== THE REQUEST ==
Transcribe all of the records word for word, but omit the pictures.

----- DATA FOR THE TASK

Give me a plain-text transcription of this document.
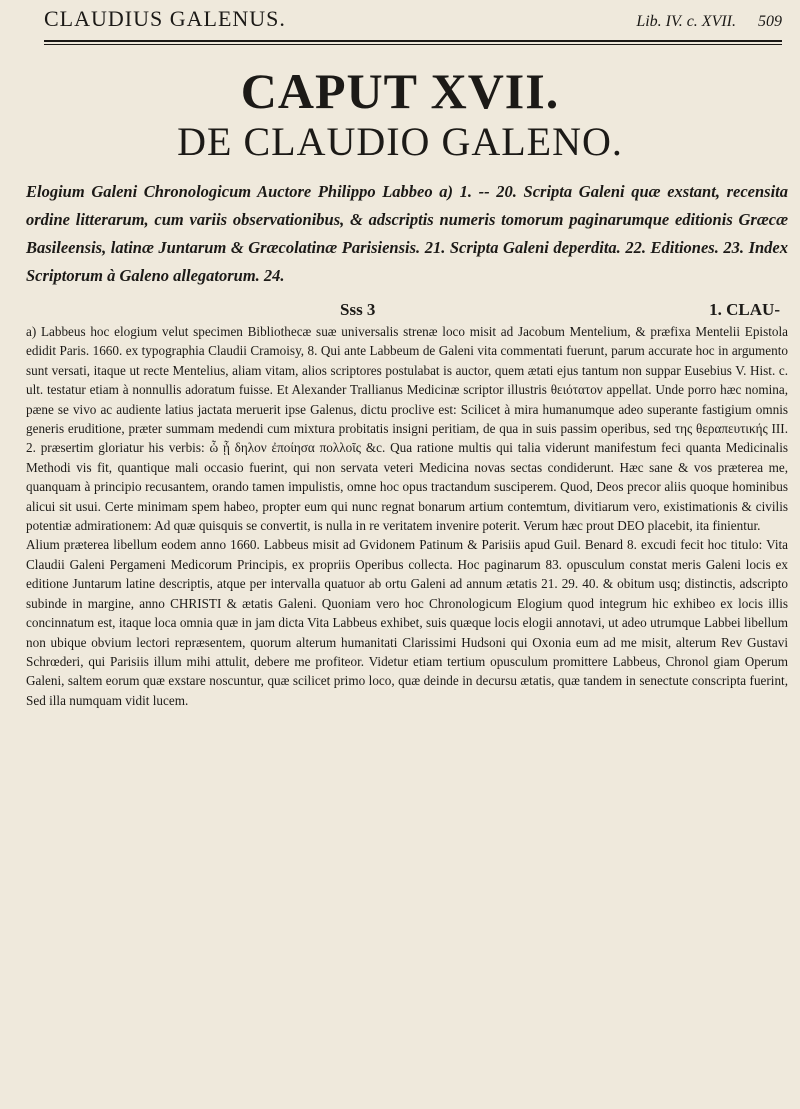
CLAUDIUS GALENUS.	Lib. IV. c. XVII. 509
CAPUT XVII.
DE CLAUDIO GALENO.
Elogium Galeni Chronologicum Auctore Philippo Labbeo a) 1. -- 20. Scripta Galeni quæ exstant, recensita ordine litterarum, cum variis observationibus, & adscriptis numeris tomorum paginarumque editionis Græcæ Basileensis, latinæ Juntarum & Græcolatinæ Parisiensis. 21. Scripta Galeni deperdita. 22. Editiones. 23. Index Scriptorum à Galeno allegatorum. 24.
Sss 3	1. CLAU-

a) Labbeus hoc elogium velut specimen Bibliothecæ suæ universalis strenæ loco misit ad Jacobum Mentelium, & præfixa Mentelii Epistola edidit Paris. 1660. ex typographia Claudii Cramoisy, 8. Qui ante Labbeum de Galeni vita commentati fuerunt, parum accurate hoc in argumento sunt versati, itaque ut recte Mentelius, aliam vitam, alios scriptores postulabat is auctor, quem ætati ejus tantum non suppar Eusebius V. Hist. c. ult. testatur etiam à nonnullis adoratum fuisse. Et Alexander Trallianus Medicinæ scriptor illustris θειότατον appellat. Unde porro hæc nomina, pæne se vivo ac audiente latius jactata meruerit ipse Galenus, dictu proclive est: Scilicet à mira humanumque adeo superante fastigium omnis generis eruditione, præter summam medendi cum mixtura probitatis insigni peritiam, de qua in suis passim operibus, sed της θεραπευτικής III. 2. præsertim gloriatur his verbis: ὦ ᾗ δηλον ἐποίησα πολλοῖς &c. Qua ratione multis qui talia viderunt manifestum feci quanta Medicinalis Methodi vis fit, quantique mali occasio fuerint, qui non servata veteri Medicina novas sectas condiderunt. Hæc sane & vos præterea me, quanquam à principio recusantem, orando tamen impulistis, omne hoc opus tractandum susciperem. Quod, Deos precor aliis quoque hominibus alicui sit usui. Certe minimam spem habeo, propter eum qui nunc regnat bonarum artium contemtum, divitiarum vero, existimationis & civilis potentiæ admirationem: Ad quæ quisquis se convertit, is nulla in re veritatem invenire poterit. Verum hæc prout DEO placebit, ita finientur.

Alium præterea libellum eodem anno 1660. Labbeus misit ad Gvidonem Patinum & Parisiis apud Guil. Benard 8. excudi fecit hoc titulo: Vita Claudii Galeni Pergameni Medicorum Principis, ex propriis Operibus collecta. Hoc paginarum 83. opusculum constat meris Galeni locis ex editione Juntarum latine descriptis, atque per intervalla quatuor ab ortu Galeni ad annum ætatis 21. 29. 40. & obitum usq; distinctis, adscripto subinde in margine, anno CHRISTI & ætatis Galeni. Quoniam vero hoc Chronologicum Elogium quod integrum hic exhibeo ex locis illis concinnatum est, itaque loca omnia quæ in jam dicta Vita Labbeus exhibet, suis quæque locis elogii annotavi, ut adeo utrumque Labbei libellum non ubique obvium lectori repræsentem, quorum alterum humanitati Clarissimi Hudsoni qui Oxonia eum ad me misit, alterum Rev Gustavi Schrœderi, qui Parisiis illum mihi attulit, debere me profiteor. Videtur etiam tertium opusculum promittere Labbeus, Chronol giam Operum Galeni, saltem eorum quæ exstare noscuntur, quæ scilicet primo loco, quæ deinde in decursu ætatis, quæ tandem in senectute conscripta fuerint, Sed illa numquam vidit lucem.
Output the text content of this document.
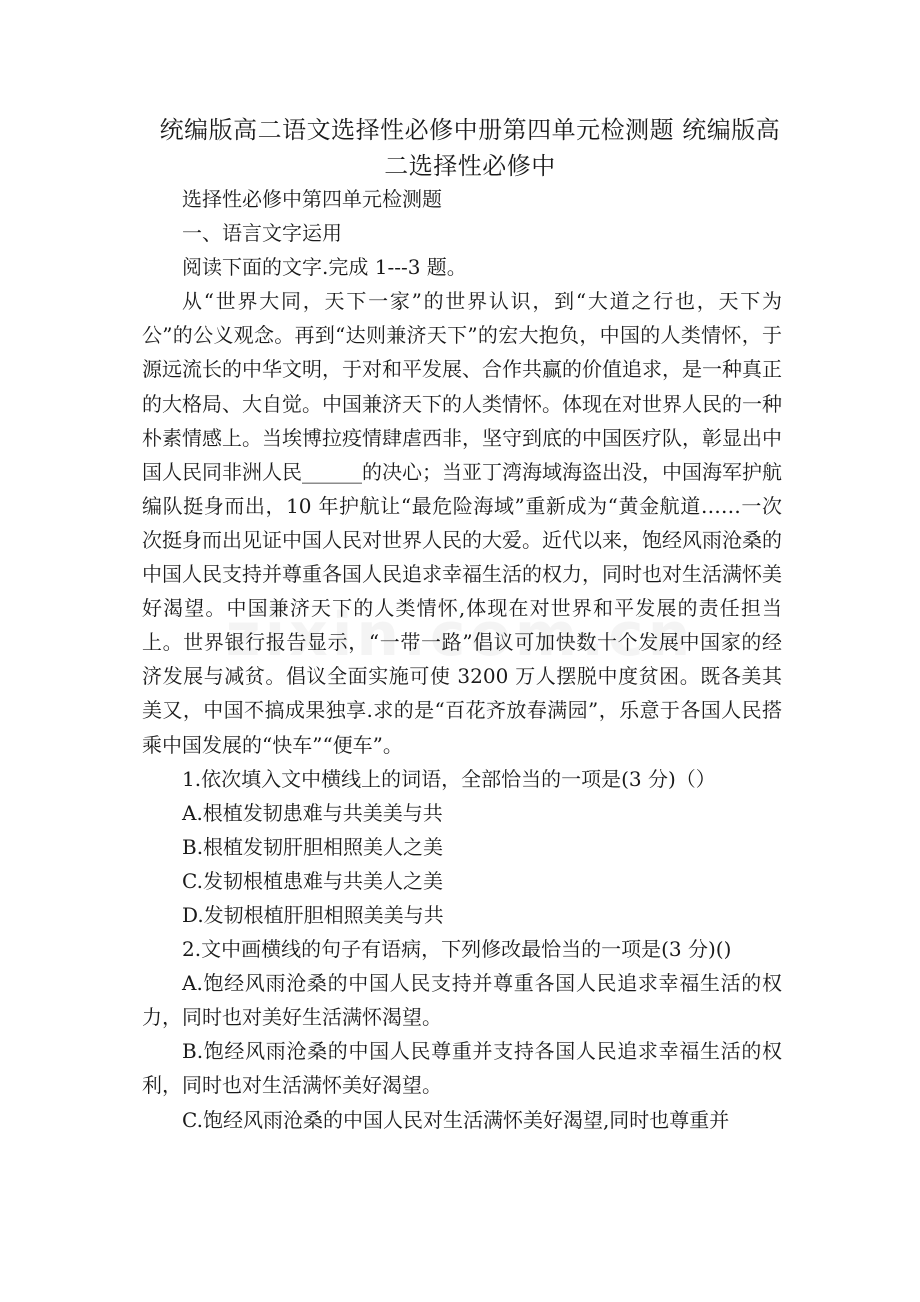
统编版高二语文选择性必修中册第四单元检测题 统编版高二选择性必修中

选择性必修中第四单元检测题

一、语言文字运用

阅读下面的文字.完成 1---3 题。

从“世界大同，天下一家”的世界认识，到“大道之行也，天下为公”的公义观念。再到“达则兼济天下”的宏大抱负，中国的人类情怀，于源远流长的中华文明，于对和平发展、合作共赢的价值追求，是一种真正的大格局、大自觉。中国兼济天下的人类情怀。体现在对世界人民的一种朴素情感上。当埃博拉疫情肆虐西非，坚守到底的中国医疗队，彰显出中国人民同非洲人民______的决心；当亚丁湾海域海盗出没，中国海军护航编队挺身而出，10 年护航让“最危险海域”重新成为“黄金航道……一次次挺身而出见证中国人民对世界人民的大爱。近代以来，饱经风雨沧桑的中国人民支持并尊重各国人民追求幸福生活的权力，同时也对生活满怀美好渴望。中国兼济天下的人类情怀,体现在对世界和平发展的责任担当上。世界银行报告显示，“一带一路”倡议可加快数十个发展中国家的经济发展与减贫。倡议全面实施可使 3200 万人摆脱中度贫困。既各美其美又，中国不搞成果独享.求的是“百花齐放春满园”，乐意于各国人民搭乘中国发展的“快车”“便车”。

1.依次填入文中横线上的词语，全部恰当的一项是(3 分)（）

A.根植发韧患难与共美美与共

B.根植发韧肝胆相照美人之美

C.发韧根植患难与共美人之美

D.发韧根植肝胆相照美美与共

2.文中画横线的句子有语病，下列修改最恰当的一项是(3 分)()

A.饱经风雨沧桑的中国人民支持并尊重各国人民追求幸福生活的权力，同时也对美好生活满怀渴望。

B.饱经风雨沧桑的中国人民尊重并支持各国人民追求幸福生活的权利，同时也对生活满怀美好渴望。

C.饱经风雨沧桑的中国人民对生活满怀美好渴望,同时也尊重并
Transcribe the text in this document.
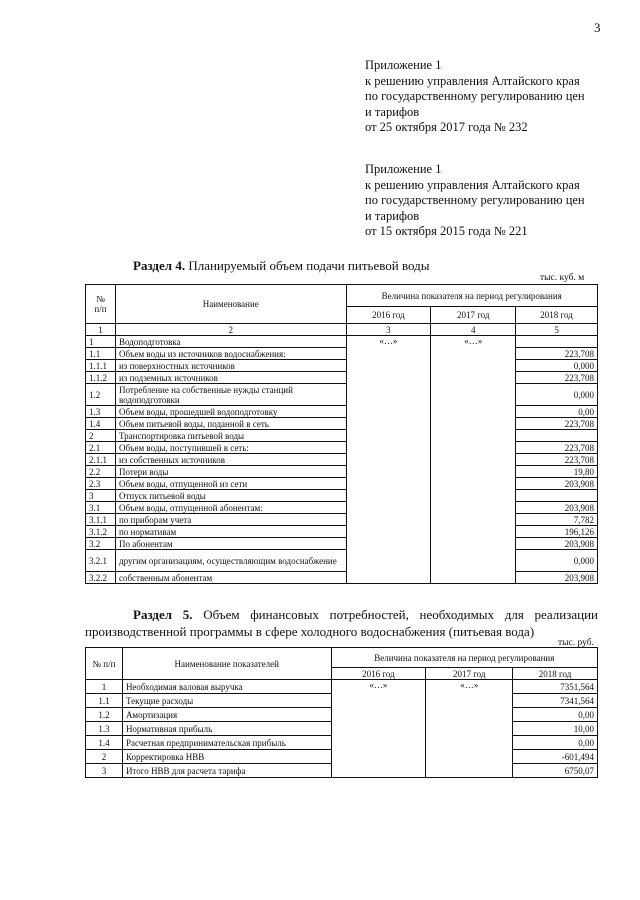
3
Приложение 1
к решению управления Алтайского края
по государственному регулированию цен
и тарифов
от 25 октября 2017 года № 232
Приложение 1
к решению управления Алтайского края
по государственному регулированию цен
и тарифов
от 15 октября 2015 года № 221
Раздел 4. Планируемый объем подачи питьевой воды
тыс. куб. м
№
п/п	Наименование	Величина показателя на период регулирования		
		2016 год	2017 год	2018 год
1	2	3	4	5
1	Водоподготовка	«…»	«…»	
1.1	Объем воды из источников водоснабжения:			223,708
1.1.1	из поверхностных источников			0,000
1.1.2	из подземных источников			223,708
1.2	Потребление на собственные нужды станций водоподготовки			0,000
1.3	Объем воды, прошедшей водоподготовку			0,00
1.4	Объем питьевой воды, поданной в сеть			223,708
2	Транспортировка питьевой воды			
2.1	Объем воды, поступившей в сеть:			223,708
2.1.1	из собственных источников			223,708
2.2	Потери воды			19,80
2.3	Объем воды, отпущенной из сети			203,908
3	Отпуск питьевой воды			
3.1	Объем воды, отпущенной абонентам:			203,908
3.1.1	по приборам учета			7,782
3.1.2	по нормативам			196,126
3.2	По абонентам			203,908
3.2.1	другим организациям, осуществляющим водоснабжение			0,000
3.2.2	собственным абонентам			203,908
Раздел 5. Объем финансовых потребностей, необходимых для реализации производственной программы в сфере холодного водоснабжения (питьевая вода)
тыс. руб.
№ п/п	Наименование показателей	Величина показателя на период регулирования		
		2016 год	2017 год	2018 год
1	Необходимая валовая выручка	«…»	«…»	7351,564
1.1	Текущие расходы			7341,564
1.2	Амортизация			0,00
1.3	Нормативная прибыль			10,00
1.4	Расчетная предпринимательская прибыль			0,00
2	Корректировка НВВ			-601,494
3	Итого НВВ для расчета тарифа			6750,07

----------

== SOLUTION TO THIS PROBLEM ==
Give me a plain-text transcription of this document.
CLAUDIUS GALENUS.	Lib. IV. c. XVII. 509
CAPUT XVII.
DE CLAUDIO GALENO.
Elogium Galeni Chronologicum Auctore Philippo Labbeo a) 1. -- 20. Scripta Galeni quæ exstant, recensita ordine litterarum, cum variis observationibus, & adscriptis numeris tomorum paginarumque editionis Græcæ Basileensis, latinæ Juntarum & Græcolatinæ Parisiensis. 21. Scripta Galeni deperdita. 22. Editiones. 23. Index Scriptorum à Galeno allegatorum. 24.
Sss 3	1. CLAU-

a) Labbeus hoc elogium velut specimen Bibliothecæ suæ universalis strenæ loco misit ad Jacobum Mentelium, & præfixa Mentelii Epistola edidit Paris. 1660. ex typographia Claudii Cramoisy, 8. Qui ante Labbeum de Galeni vita commentati fuerunt, parum accurate hoc in argumento sunt versati, itaque ut recte Mentelius, aliam vitam, alios scriptores postulabat is auctor, quem ætati ejus tantum non suppar Eusebius V. Hist. c. ult. testatur etiam à nonnullis adoratum fuisse. Et Alexander Trallianus Medicinæ scriptor illustris θειότατον appellat. Unde porro hæc nomina, pæne se vivo ac audiente latius jactata meruerit ipse Galenus, dictu proclive est: Scilicet à mira humanumque adeo superante fastigium omnis generis eruditione, præter summam medendi cum mixtura probitatis insigni peritiam, de qua in suis passim operibus, sed της θεραπευτικής III. 2. præsertim gloriatur his verbis: ὦ ᾗ δηλον ἐποίησα πολλοῖς &c. Qua ratione multis qui talia viderunt manifestum feci quanta Medicinalis Methodi vis fit, quantique mali occasio fuerint, qui non servata veteri Medicina novas sectas condiderunt. Hæc sane & vos præterea me, quanquam à principio recusantem, orando tamen impulistis, omne hoc opus tractandum susciperem. Quod, Deos precor aliis quoque hominibus alicui sit usui. Certe minimam spem habeo, propter eum qui nunc regnat bonarum artium contemtum, divitiarum vero, existimationis & civilis potentiæ admirationem: Ad quæ quisquis se convertit, is nulla in re veritatem invenire poterit. Verum hæc prout DEO placebit, ita finientur.

Alium præterea libellum eodem anno 1660. Labbeus misit ad Gvidonem Patinum & Parisiis apud Guil. Benard 8. excudi fecit hoc titulo: Vita Claudii Galeni Pergameni Medicorum Principis, ex propriis Operibus collecta. Hoc paginarum 83. opusculum constat meris Galeni locis ex editione Juntarum latine descriptis, atque per intervalla quatuor ab ortu Galeni ad annum ætatis 21. 29. 40. & obitum usq; distinctis, adscripto subinde in margine, anno CHRISTI & ætatis Galeni. Quoniam vero hoc Chronologicum Elogium quod integrum hic exhibeo ex locis illis concinnatum est, itaque loca omnia quæ in jam dicta Vita Labbeus exhibet, suis quæque locis elogii annotavi, ut adeo utrumque Labbei libellum non ubique obvium lectori repræsentem, quorum alterum humanitati Clarissimi Hudsoni qui Oxonia eum ad me misit, alterum Rev Gustavi Schrœderi, qui Parisiis illum mihi attulit, debere me profiteor. Videtur etiam tertium opusculum promittere Labbeus, Chronol giam Operum Galeni, saltem eorum quæ exstare noscuntur, quæ scilicet primo loco, quæ deinde in decursu ætatis, quæ tandem in senectute conscripta fuerint, Sed illa numquam vidit lucem.
Output the text content of this document.
统编版高二语文选择性必修中册第四单元检测题 统编版高二选择性必修中

选择性必修中第四单元检测题

一、语言文字运用

阅读下面的文字.完成 1---3 题。

从“世界大同，天下一家”的世界认识，到“大道之行也，天下为公”的公义观念。再到“达则兼济天下”的宏大抱负，中国的人类情怀，于源远流长的中华文明，于对和平发展、合作共赢的价值追求，是一种真正的大格局、大自觉。中国兼济天下的人类情怀。体现在对世界人民的一种朴素情感上。当埃博拉疫情肆虐西非，坚守到底的中国医疗队，彰显出中国人民同非洲人民______的决心；当亚丁湾海域海盗出没，中国海军护航编队挺身而出，10 年护航让“最危险海域”重新成为“黄金航道……一次次挺身而出见证中国人民对世界人民的大爱。近代以来，饱经风雨沧桑的中国人民支持并尊重各国人民追求幸福生活的权力，同时也对生活满怀美好渴望。中国兼济天下的人类情怀,体现在对世界和平发展的责任担当上。世界银行报告显示，“一带一路”倡议可加快数十个发展中国家的经济发展与减贫。倡议全面实施可使 3200 万人摆脱中度贫困。既各美其美又，中国不搞成果独享.求的是“百花齐放春满园”，乐意于各国人民搭乘中国发展的“快车”“便车”。

1.依次填入文中横线上的词语，全部恰当的一项是(3 分)（）

A.根植发韧患难与共美美与共

B.根植发韧肝胆相照美人之美

C.发韧根植患难与共美人之美

D.发韧根植肝胆相照美美与共

2.文中画横线的句子有语病，下列修改最恰当的一项是(3 分)()

A.饱经风雨沧桑的中国人民支持并尊重各国人民追求幸福生活的权力，同时也对美好生活满怀渴望。

B.饱经风雨沧桑的中国人民尊重并支持各国人民追求幸福生活的权利，同时也对生活满怀美好渴望。

C.饱经风雨沧桑的中国人民对生活满怀美好渴望,同时也尊重并
Transcribe the text in this document.
3
Приложение 1
к решению управления Алтайского края
по государственному регулированию цен
и тарифов
от 25 октября 2017 года № 232
Приложение 1
к решению управления Алтайского края
по государственному регулированию цен
и тарифов
от 15 октября 2015 года № 221
Раздел 4. Планируемый объем подачи питьевой воды
тыс. куб. м
№
п/п	Наименование	Величина показателя на период регулирования		
		2016 год	2017 год	2018 год
1	2	3	4	5
1	Водоподготовка	«…»	«…»	
1.1	Объем воды из источников водоснабжения:			223,708
1.1.1	из поверхностных источников			0,000
1.1.2	из подземных источников			223,708
1.2	Потребление на собственные нужды станций водоподготовки			0,000
1.3	Объем воды, прошедшей водоподготовку			0,00
1.4	Объем питьевой воды, поданной в сеть			223,708
2	Транспортировка питьевой воды			
2.1	Объем воды, поступившей в сеть:			223,708
2.1.1	из собственных источников			223,708
2.2	Потери воды			19,80
2.3	Объем воды, отпущенной из сети			203,908
3	Отпуск питьевой воды			
3.1	Объем воды, отпущенной абонентам:			203,908
3.1.1	по приборам учета			7,782
3.1.2	по нормативам			196,126
3.2	По абонентам			203,908
3.2.1	другим организациям, осуществляющим водоснабжение			0,000
3.2.2	собственным абонентам			203,908
Раздел 5. Объем финансовых потребностей, необходимых для реализации производственной программы в сфере холодного водоснабжения (питьевая вода)
тыс. руб.
№ п/п	Наименование показателей	Величина показателя на период регулирования		
		2016 год	2017 год	2018 год
1	Необходимая валовая выручка	«…»	«…»	7351,564
1.1	Текущие расходы			7341,564
1.2	Амортизация			0,00
1.3	Нормативная прибыль			10,00
1.4	Расчетная предпринимательская прибыль			0,00
2	Корректировка НВВ			-601,494
3	Итого НВВ для расчета тарифа			6750,07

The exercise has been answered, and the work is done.